PROUT would organize nations and ultimately the entire world on the basis of self-sufficient economic zones, based purely on socioeconomic and geographical considerations rather than political considerations (as is currently common).[18] Within each socioeconomic zone, there would also be decentralized planning down to the block level, the block being the lowest level on which economic planning is feasible. In other words, economic planning would function on many levels – block, district, state, national, and global levels – but the block-level planning would be the primary level of planning. As block-level planning is essential for economic decentralization, it should be adopted in all blocks, and it should be constitutionally mandated.[19]

Under PROUT, economic planning would take into account four main concerns:

Most block-level planning would be intra-block (concerned with a single block). However, occasionally, inter-block planning will also be required. Inter-block planning would apply only in selected economic areas where the coordination and cooperation of two or more blocks (usually contiguous) should prove mutually beneficial.

*Task goal*:
Translate this sentence from the passage on PROUT economic planning into Spanish: "Most block-level planning would be intra-block (concerned with a single block)."

*Source data*:
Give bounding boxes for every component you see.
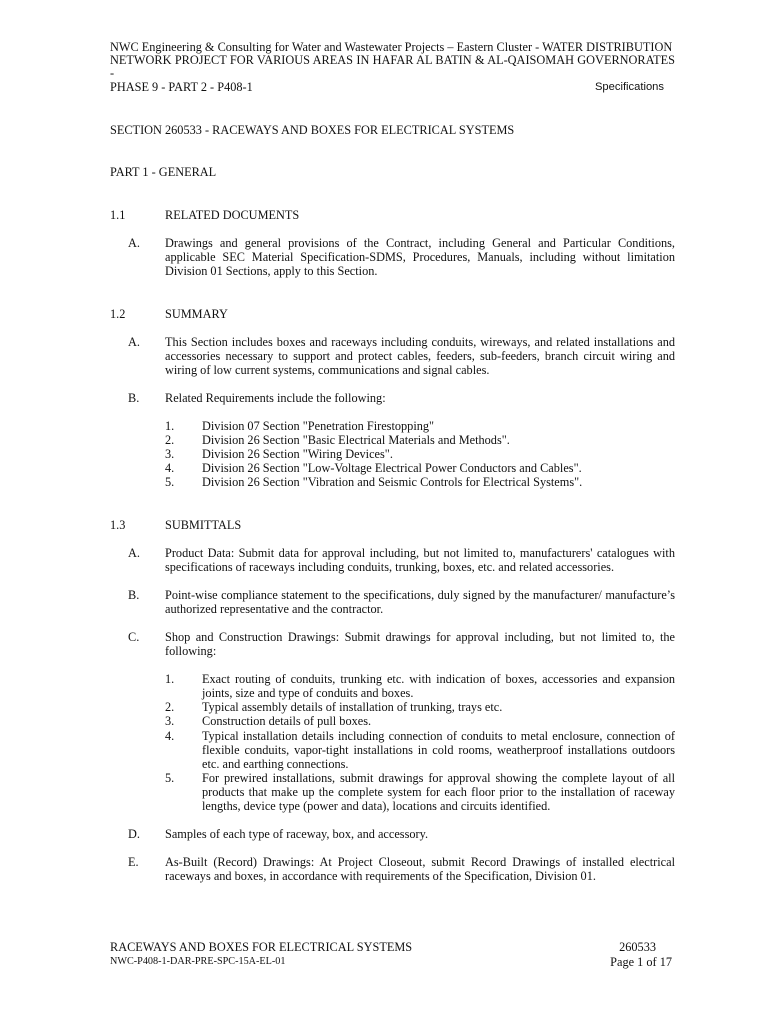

*Response*:
La mayor parte de la planificación a nivel de bloque sería intrabloque (relativa a un solo bloque).